#### Task to carry out
Select all lines in the records that include "JSON".

^^^^^^^^

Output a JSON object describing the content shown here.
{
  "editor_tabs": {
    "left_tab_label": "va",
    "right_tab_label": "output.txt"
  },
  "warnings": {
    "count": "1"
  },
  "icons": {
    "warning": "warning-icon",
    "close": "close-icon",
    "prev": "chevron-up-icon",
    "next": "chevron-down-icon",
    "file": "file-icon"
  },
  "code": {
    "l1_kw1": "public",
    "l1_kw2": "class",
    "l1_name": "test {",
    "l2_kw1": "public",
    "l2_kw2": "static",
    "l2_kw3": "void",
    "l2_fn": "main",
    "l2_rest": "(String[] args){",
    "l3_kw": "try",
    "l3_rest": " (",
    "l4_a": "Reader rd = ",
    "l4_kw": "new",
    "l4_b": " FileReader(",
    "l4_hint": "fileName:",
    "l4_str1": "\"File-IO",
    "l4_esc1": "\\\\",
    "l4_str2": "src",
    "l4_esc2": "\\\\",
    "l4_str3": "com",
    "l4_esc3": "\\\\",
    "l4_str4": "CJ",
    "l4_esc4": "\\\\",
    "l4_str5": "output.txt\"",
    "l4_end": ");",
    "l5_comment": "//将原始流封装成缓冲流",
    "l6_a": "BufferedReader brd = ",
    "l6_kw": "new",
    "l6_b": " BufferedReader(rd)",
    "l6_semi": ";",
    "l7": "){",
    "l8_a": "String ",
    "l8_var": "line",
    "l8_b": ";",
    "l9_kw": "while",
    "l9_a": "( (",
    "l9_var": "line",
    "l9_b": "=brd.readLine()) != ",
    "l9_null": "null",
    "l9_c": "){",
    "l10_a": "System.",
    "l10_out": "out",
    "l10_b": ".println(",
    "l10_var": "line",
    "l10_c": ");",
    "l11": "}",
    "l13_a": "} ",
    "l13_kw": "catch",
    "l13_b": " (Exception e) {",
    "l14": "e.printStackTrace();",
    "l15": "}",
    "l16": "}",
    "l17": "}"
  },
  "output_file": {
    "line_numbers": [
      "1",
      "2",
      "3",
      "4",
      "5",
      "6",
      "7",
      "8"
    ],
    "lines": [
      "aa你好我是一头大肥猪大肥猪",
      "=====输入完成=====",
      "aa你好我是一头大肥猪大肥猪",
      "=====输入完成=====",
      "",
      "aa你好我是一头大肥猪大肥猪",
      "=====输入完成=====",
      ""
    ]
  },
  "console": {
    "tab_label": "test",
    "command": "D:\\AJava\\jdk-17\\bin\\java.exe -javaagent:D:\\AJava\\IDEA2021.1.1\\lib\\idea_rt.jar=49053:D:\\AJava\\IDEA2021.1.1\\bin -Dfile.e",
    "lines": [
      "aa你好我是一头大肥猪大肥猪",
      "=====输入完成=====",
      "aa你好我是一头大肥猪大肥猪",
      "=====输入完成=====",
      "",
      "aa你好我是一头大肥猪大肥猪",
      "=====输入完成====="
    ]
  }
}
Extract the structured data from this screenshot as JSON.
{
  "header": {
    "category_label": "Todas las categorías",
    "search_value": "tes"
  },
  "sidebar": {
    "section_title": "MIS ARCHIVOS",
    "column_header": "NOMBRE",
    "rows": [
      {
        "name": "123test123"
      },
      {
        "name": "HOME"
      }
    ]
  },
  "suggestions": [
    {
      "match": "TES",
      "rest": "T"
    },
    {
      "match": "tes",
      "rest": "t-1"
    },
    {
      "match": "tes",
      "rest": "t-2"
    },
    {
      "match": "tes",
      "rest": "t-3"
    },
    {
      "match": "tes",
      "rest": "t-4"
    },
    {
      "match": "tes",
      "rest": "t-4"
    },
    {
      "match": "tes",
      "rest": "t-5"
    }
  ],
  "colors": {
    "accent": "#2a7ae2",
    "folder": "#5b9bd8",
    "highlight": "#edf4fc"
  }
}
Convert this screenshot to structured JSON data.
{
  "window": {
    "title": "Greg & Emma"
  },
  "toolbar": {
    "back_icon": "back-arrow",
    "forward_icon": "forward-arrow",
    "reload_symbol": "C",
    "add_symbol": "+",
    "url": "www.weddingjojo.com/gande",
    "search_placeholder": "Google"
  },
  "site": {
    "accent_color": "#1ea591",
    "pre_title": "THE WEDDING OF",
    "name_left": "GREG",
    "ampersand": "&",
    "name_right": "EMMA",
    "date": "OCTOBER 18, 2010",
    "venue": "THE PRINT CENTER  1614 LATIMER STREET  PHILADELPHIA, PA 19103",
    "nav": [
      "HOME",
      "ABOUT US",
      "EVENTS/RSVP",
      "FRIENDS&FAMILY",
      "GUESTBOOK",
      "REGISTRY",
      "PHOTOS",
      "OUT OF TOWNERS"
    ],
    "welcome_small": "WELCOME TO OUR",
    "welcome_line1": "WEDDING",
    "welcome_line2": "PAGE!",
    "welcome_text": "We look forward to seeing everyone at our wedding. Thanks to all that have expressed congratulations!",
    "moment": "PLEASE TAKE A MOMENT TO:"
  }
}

^^^^^^^^

#### Solution for this task
Output a JSON object describing the content shown here.
Extract the structured data from this screenshot as JSON.
Convert this screenshot to structured JSON data.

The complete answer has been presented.